**Exercise details**: List each line of the data that holds the string "ишемическим", please.

**Data listing**:
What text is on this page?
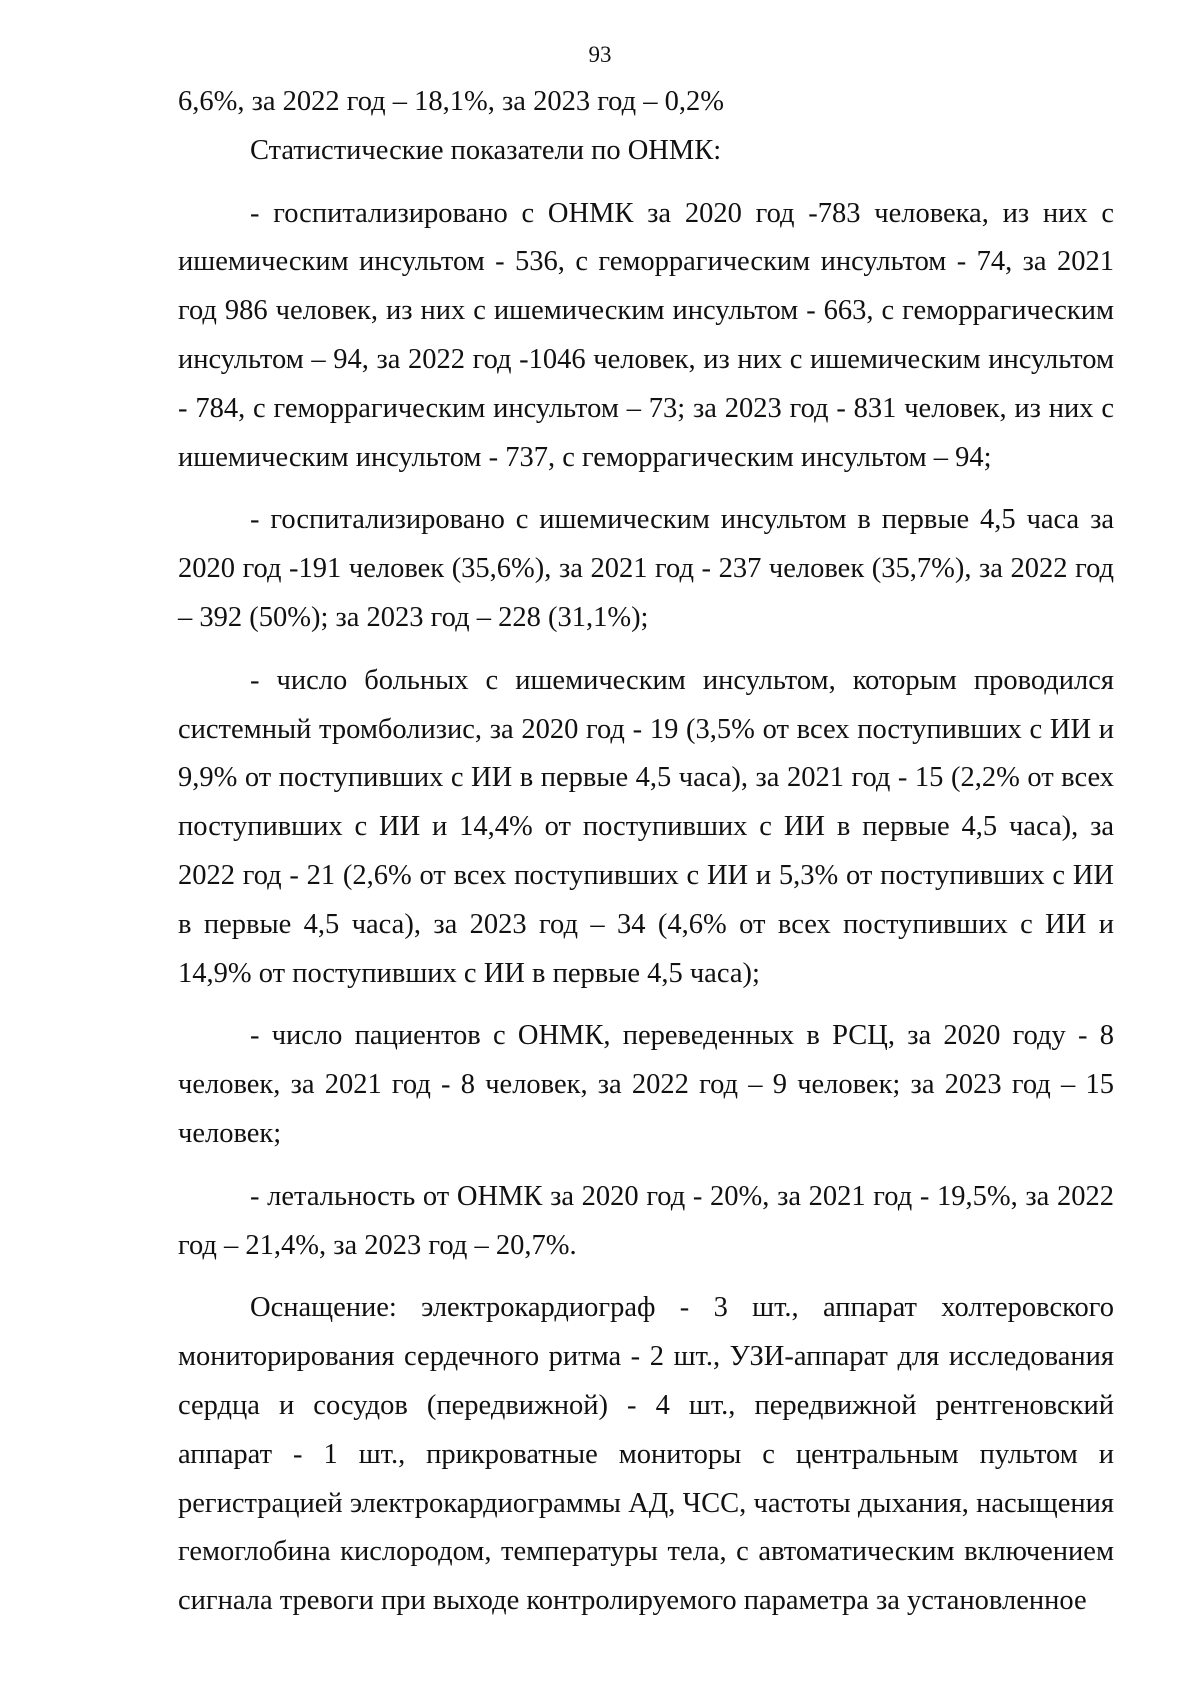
93

6,6%, за 2022 год – 18,1%, за 2023 год – 0,2%

Статистические показатели по ОНМК:

- госпитализировано с ОНМК за 2020 год -783 человека, из них с ишемическим инсультом - 536, с геморрагическим инсультом - 74, за 2021 год 986 человек, из них с ишемическим инсультом - 663, с геморрагическим инсультом – 94, за 2022 год -1046 человек, из них с ишемическим инсультом - 784, с геморрагическим инсультом – 73; за 2023 год - 831 человек, из них с ишемическим инсультом - 737, с геморрагическим инсультом – 94;

- госпитализировано с ишемическим инсультом в первые 4,5 часа за 2020 год -191 человек (35,6%), за 2021 год - 237 человек (35,7%), за 2022 год – 392 (50%); за 2023 год – 228 (31,1%);

- число больных с ишемическим инсультом, которым проводился системный тромболизис, за 2020 год - 19 (3,5% от всех поступивших с ИИ и 9,9% от поступивших с ИИ в первые 4,5 часа), за 2021 год - 15 (2,2% от всех поступивших с ИИ и 14,4% от поступивших с ИИ в первые 4,5 часа), за 2022 год - 21 (2,6% от всех поступивших с ИИ и 5,3% от поступивших с ИИ в первые 4,5 часа), за 2023 год – 34 (4,6% от всех поступивших с ИИ и 14,9% от поступивших с ИИ в первые 4,5 часа);

- число пациентов с ОНМК, переведенных в РСЦ, за 2020 году - 8 человек, за 2021 год - 8 человек, за 2022 год – 9 человек; за 2023 год – 15 человек;

- летальность от ОНМК за 2020 год - 20%, за 2021 год - 19,5%, за 2022 год – 21,4%, за 2023 год – 20,7%.

Оснащение: электрокардиограф - 3 шт., аппарат холтеровского мониторирования сердечного ритма - 2 шт., УЗИ-аппарат для исследования сердца и сосудов (передвижной) - 4 шт., передвижной рентгеновский аппарат - 1 шт., прикроватные мониторы с центральным пультом и регистрацией электрокардиограммы АД, ЧСС, частоты дыхания, насыщения гемоглобина кислородом, температуры тела, с автоматическим включением сигнала тревоги при выходе контролируемого параметра за установленное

**The reply**:
- госпитализировано с ОНМК за 2020 год -783 человека, из них с ишемическим инсультом - 536, с геморрагическим инсультом - 74, за 2021 год 986 человек, из них с ишемическим инсультом - 663, с геморрагическим инсультом – 94, за 2022 год -1046 человек, из них с ишемическим инсультом - 784, с геморрагическим инсультом – 73; за 2023 год - 831 человек, из них с ишемическим инсультом - 737, с геморрагическим инсультом – 94;
- госпитализировано с ишемическим инсультом в первые 4,5 часа за 2020 год -191 человек (35,6%), за 2021 год - 237 человек (35,7%), за 2022 год – 392 (50%); за 2023 год – 228 (31,1%);
- число больных с ишемическим инсультом, которым проводился системный тромболизис, за 2020 год - 19 (3,5% от всех поступивших с ИИ и 9,9% от поступивших с ИИ в первые 4,5 часа), за 2021 год - 15 (2,2% от всех поступивших с ИИ и 14,4% от поступивших с ИИ в первые 4,5 часа), за 2022 год - 21 (2,6% от всех поступивших с ИИ и 5,3% от поступивших с ИИ в первые 4,5 часа), за 2023 год – 34 (4,6% от всех поступивших с ИИ и 14,9% от поступивших с ИИ в первые 4,5 часа);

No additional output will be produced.